WORK REQUIRED:
For each line that holds "再次使用前", copy the line out.
* Start DATA ROWS *
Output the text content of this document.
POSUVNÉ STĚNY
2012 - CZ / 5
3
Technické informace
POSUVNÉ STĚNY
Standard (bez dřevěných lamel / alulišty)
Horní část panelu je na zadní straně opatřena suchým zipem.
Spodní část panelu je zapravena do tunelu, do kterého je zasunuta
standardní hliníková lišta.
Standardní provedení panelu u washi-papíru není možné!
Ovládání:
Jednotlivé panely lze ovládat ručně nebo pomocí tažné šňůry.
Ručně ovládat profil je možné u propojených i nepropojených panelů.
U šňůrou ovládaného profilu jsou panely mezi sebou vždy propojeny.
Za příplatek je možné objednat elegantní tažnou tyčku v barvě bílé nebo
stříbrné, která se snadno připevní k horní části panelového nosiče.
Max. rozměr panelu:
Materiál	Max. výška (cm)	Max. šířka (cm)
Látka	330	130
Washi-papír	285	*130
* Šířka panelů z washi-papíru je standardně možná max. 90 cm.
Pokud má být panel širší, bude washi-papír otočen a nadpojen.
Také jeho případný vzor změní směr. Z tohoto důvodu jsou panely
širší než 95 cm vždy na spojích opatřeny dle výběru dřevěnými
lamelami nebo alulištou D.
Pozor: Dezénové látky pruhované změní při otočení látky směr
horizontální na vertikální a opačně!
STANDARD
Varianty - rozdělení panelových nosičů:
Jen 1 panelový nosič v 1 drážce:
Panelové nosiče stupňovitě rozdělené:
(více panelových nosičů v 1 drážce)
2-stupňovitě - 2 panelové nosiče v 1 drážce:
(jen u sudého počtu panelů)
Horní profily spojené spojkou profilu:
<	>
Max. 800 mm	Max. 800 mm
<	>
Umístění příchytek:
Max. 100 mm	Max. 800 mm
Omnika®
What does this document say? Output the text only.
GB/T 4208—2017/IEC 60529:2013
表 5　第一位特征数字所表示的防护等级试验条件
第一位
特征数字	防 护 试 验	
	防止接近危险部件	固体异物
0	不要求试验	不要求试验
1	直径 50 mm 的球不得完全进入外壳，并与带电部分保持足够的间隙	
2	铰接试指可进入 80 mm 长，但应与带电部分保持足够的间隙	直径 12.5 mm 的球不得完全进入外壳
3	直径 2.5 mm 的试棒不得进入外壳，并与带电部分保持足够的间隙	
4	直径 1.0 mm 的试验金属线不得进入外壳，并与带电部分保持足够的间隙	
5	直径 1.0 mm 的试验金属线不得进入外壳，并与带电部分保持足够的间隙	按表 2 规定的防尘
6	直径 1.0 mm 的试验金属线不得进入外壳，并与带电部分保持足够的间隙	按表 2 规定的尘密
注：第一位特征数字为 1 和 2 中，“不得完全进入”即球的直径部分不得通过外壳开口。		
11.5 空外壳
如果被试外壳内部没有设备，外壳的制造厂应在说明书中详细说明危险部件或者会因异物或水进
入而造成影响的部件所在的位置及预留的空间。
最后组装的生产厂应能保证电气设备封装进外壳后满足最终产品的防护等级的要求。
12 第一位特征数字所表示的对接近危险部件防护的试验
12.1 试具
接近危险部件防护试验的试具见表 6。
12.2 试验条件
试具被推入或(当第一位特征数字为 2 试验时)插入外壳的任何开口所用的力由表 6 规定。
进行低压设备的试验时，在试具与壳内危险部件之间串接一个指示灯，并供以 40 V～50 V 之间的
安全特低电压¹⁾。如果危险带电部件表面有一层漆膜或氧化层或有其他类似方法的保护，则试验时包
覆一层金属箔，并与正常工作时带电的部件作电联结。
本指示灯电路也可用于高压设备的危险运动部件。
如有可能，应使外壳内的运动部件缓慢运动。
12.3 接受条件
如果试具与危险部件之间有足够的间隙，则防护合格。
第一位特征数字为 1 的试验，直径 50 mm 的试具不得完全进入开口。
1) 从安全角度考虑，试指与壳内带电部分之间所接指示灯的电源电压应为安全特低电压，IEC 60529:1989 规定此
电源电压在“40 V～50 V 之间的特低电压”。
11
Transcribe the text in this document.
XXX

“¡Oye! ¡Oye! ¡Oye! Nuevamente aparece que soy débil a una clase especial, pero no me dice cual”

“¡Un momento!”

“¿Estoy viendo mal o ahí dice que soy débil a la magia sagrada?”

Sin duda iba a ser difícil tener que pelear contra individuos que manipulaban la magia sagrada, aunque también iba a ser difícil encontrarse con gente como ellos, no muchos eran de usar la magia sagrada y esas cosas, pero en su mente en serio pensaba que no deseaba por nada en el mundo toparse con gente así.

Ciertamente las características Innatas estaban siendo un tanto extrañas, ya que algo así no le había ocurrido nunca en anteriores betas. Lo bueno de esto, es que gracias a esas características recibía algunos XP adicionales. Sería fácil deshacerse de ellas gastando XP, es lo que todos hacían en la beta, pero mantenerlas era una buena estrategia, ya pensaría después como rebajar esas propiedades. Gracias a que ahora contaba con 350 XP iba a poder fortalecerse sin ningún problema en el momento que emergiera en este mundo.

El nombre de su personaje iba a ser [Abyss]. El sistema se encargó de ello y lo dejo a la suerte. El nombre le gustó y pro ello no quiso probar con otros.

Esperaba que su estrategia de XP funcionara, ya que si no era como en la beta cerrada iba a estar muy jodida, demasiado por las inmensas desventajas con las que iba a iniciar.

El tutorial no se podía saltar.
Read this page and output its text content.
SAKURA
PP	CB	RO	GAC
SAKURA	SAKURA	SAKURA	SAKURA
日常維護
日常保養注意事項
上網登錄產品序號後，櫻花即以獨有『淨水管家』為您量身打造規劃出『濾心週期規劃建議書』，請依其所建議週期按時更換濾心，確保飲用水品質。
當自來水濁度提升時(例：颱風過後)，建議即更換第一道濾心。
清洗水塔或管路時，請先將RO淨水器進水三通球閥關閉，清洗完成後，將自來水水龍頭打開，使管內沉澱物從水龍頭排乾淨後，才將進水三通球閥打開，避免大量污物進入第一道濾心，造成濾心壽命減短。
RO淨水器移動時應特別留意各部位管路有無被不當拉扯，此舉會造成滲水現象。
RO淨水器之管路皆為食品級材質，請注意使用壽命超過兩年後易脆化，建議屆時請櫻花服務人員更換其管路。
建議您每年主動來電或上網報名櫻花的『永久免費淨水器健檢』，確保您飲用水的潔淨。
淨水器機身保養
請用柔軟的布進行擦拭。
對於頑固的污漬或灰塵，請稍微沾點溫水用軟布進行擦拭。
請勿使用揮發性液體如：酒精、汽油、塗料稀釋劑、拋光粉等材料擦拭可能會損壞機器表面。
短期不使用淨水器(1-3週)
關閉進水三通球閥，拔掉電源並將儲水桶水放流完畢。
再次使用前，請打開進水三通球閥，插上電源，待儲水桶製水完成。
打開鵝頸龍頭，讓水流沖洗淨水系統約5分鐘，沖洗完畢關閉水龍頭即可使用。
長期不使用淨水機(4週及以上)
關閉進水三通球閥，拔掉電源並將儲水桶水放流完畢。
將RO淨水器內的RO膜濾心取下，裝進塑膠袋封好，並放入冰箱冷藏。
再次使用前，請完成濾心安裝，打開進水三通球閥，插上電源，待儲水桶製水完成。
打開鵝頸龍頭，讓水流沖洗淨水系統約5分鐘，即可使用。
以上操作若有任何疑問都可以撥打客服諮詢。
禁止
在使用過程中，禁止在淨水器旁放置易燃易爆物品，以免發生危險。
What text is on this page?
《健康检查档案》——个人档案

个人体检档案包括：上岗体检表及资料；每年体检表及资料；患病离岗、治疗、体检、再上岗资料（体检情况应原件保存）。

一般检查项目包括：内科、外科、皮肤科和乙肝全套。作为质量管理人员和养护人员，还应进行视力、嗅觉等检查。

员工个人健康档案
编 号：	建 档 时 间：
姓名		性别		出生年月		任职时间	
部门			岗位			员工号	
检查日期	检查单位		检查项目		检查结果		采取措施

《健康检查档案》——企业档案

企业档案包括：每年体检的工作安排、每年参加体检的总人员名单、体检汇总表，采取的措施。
* End DATA ROWS *
COMPLETED EXERCISE:
再次使用前，請打開進水三通球閥，插上電源，待儲水桶製水完成。
再次使用前，請完成濾心安裝，打開進水三通球閥，插上電源，待儲水桶製水完成。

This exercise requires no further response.